§ Required tasks:
(a) In the notes on lower federal courts, what year were the lower federal courts first given jurisdiction over federal cases?
(b) Copy the passage from the notes on lower federal courts, starting with "2.       Why was" and going on through "appointed and confirmed.".

§ Quoted text:
_ _ _ _ _
Why have a system of lower federal courts? UNITE:
                                                              i.      Uniformity:
1.       See Art. III §2, listing head of categories where uniformity was desired.
2.       Why was Supreme Court review inadequate for uniformity goals?
a.       Quicker resolution; perhaps the district courts will think alike since appointed by one president, rather than many more appointed state-by-state; there were also some limitations originally on the jurisdiction of the Supreme Court: no criminal appeals and no review of state court decisions that decide in favor of the federal claim.
                                                            ii.      National Perspective
                                                          iii.      Impartiality:
1.       In diversity cases, don’t want to have judge discriminate against nonresident. Also, appointed and confirmed.
2.       See also evidence of local bias in state court judges = bad for federal issues (See Federalist 81 (Hamilton)).
                                                           iv.      Tenure:
1.       Not swayed as much by public opinion
                                                             v.      Expertise:
1.       More likely to get sound decisions in federal law.
But there are problems with these explanations:
                                                              i.      There basically weren’t even any federal laws, and these lower federal courts weren’t even given jurisdiction over federal cases until 1875 (§1331).
_ _ _ _ _
§ Provided information:

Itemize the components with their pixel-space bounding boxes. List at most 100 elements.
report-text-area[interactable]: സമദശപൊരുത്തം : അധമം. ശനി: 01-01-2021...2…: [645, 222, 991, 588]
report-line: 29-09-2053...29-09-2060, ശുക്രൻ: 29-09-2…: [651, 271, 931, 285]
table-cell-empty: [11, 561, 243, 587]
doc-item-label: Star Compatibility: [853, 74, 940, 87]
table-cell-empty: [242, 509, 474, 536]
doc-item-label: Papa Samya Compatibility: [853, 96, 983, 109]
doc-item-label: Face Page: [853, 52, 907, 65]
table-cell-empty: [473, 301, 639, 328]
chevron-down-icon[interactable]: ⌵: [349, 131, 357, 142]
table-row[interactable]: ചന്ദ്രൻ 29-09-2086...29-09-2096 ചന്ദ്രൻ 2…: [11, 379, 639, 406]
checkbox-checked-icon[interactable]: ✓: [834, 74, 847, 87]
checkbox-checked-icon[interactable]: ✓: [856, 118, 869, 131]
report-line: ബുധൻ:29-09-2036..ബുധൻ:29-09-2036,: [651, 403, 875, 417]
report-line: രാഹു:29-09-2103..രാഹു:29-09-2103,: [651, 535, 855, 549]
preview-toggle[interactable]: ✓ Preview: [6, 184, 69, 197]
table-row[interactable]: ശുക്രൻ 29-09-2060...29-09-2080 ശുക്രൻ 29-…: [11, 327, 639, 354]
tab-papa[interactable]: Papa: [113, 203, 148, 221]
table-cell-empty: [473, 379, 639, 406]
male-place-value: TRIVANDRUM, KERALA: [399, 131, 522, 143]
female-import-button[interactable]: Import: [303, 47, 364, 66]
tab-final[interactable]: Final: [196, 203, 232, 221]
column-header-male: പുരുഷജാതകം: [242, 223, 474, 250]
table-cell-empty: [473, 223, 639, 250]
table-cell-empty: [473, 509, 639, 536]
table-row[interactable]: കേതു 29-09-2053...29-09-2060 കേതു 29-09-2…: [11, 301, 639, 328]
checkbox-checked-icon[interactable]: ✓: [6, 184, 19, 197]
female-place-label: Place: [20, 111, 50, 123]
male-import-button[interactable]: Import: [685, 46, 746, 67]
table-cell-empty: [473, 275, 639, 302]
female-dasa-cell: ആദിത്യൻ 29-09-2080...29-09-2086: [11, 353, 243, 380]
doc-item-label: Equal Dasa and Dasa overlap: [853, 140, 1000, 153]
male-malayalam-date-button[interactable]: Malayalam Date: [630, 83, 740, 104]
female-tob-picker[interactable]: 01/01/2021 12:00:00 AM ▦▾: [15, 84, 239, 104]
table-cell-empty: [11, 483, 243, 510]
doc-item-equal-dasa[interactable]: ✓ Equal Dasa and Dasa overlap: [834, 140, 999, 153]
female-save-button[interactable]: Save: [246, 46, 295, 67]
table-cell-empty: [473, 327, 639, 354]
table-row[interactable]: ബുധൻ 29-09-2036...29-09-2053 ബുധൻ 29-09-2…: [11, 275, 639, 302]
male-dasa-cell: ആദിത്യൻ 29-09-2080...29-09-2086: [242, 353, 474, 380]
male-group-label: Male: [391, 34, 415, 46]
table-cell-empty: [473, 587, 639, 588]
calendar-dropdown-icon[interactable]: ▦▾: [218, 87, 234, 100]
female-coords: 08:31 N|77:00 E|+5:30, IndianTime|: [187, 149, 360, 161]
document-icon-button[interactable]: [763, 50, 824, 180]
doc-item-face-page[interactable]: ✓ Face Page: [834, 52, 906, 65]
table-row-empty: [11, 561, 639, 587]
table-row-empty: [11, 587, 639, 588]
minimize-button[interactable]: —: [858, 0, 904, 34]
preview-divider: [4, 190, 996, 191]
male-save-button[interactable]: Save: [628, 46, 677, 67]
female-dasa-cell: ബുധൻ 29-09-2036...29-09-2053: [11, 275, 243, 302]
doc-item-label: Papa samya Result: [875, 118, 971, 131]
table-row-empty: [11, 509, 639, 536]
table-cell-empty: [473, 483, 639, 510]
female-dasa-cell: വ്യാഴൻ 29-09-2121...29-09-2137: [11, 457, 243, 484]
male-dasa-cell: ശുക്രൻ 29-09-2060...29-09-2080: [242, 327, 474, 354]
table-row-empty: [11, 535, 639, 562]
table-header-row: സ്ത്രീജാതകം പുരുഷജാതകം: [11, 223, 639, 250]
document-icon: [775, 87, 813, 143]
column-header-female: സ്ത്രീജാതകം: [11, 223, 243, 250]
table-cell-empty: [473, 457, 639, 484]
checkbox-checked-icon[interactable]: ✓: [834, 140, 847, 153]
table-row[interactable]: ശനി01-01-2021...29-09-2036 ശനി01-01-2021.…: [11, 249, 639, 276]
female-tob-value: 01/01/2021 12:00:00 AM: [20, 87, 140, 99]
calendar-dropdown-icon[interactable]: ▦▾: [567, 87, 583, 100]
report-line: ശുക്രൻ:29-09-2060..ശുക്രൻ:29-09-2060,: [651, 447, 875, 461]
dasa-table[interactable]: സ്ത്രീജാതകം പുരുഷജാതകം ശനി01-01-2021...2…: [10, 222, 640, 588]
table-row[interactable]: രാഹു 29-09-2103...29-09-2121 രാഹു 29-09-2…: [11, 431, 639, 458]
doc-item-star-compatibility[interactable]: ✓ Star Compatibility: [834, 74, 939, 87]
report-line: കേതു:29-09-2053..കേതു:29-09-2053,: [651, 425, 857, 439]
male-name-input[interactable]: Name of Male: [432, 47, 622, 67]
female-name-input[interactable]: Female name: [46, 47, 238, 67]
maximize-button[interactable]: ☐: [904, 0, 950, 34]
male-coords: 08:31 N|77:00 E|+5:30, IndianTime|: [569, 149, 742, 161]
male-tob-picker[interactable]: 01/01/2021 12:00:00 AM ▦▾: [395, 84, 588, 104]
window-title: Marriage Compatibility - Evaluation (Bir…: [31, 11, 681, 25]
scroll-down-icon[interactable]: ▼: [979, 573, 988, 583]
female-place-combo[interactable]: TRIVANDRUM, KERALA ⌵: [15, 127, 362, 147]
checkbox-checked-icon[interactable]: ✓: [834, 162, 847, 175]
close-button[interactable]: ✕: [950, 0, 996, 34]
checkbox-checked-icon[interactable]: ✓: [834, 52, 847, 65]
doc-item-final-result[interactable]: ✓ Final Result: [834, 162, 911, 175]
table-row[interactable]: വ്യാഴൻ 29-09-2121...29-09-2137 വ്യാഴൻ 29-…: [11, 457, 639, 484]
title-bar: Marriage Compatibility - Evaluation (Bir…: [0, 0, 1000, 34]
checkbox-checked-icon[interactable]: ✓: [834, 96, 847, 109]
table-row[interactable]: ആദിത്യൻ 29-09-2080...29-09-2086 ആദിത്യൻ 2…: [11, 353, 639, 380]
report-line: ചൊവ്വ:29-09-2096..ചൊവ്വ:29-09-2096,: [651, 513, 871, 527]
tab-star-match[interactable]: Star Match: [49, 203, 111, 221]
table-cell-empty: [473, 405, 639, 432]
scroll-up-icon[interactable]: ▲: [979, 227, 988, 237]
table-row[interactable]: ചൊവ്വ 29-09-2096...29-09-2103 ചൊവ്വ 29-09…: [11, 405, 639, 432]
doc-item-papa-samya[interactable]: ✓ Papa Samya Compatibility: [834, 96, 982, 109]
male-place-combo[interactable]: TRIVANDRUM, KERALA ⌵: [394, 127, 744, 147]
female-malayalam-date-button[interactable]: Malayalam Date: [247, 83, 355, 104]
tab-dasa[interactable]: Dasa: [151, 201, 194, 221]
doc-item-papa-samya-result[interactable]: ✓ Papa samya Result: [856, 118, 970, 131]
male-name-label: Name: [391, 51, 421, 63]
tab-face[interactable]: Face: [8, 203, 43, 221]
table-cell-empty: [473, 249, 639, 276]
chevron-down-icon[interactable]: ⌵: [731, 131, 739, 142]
_ _ _ _ _
§ Solutions below:
(a) 1875

(b)
2.       Why was Supreme Court review inadequate for uniformity goals?
a.       Quicker resolution; perhaps the district courts will think alike since appointed by one president, rather than many more appointed state-by-state; there were also some limitations originally on the jurisdiction of the Supreme Court: no criminal appeals and no review of state court decisions that decide in favor of the federal claim.
                                                            ii.      National Perspective
                                                          iii.      Impartiality:
1.       In diversity cases, don’t want to have judge discriminate against nonresident. Also, appointed and confirmed.